(Brief) Below are some entries. Copy each line that holds the string "Dissolution".

(Stored items)
——

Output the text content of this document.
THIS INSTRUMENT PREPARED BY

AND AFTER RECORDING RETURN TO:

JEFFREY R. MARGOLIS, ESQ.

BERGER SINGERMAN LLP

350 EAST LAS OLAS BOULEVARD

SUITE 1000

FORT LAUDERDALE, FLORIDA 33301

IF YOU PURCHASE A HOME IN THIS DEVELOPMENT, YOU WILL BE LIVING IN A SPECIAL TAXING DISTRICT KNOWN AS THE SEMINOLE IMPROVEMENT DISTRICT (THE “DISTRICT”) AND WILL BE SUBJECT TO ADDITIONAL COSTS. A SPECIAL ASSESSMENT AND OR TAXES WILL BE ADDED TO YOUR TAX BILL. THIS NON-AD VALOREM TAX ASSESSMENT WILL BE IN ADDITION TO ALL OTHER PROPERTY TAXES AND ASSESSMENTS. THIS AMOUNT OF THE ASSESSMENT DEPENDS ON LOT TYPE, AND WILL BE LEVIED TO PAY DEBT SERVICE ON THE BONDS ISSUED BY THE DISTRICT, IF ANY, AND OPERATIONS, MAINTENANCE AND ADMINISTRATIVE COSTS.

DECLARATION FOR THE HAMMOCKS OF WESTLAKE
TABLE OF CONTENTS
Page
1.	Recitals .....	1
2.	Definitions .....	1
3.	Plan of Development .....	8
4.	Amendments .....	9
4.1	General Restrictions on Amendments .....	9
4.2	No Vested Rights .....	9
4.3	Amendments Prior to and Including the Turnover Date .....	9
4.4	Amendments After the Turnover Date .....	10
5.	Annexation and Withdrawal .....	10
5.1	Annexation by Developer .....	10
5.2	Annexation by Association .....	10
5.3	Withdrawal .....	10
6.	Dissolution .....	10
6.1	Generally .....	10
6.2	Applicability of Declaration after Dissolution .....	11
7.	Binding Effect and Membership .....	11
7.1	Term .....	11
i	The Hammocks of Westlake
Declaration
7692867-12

——

(Solution for this exercise)
6.	Dissolution .....	10
6.2	Applicability of Declaration after Dissolution .....	11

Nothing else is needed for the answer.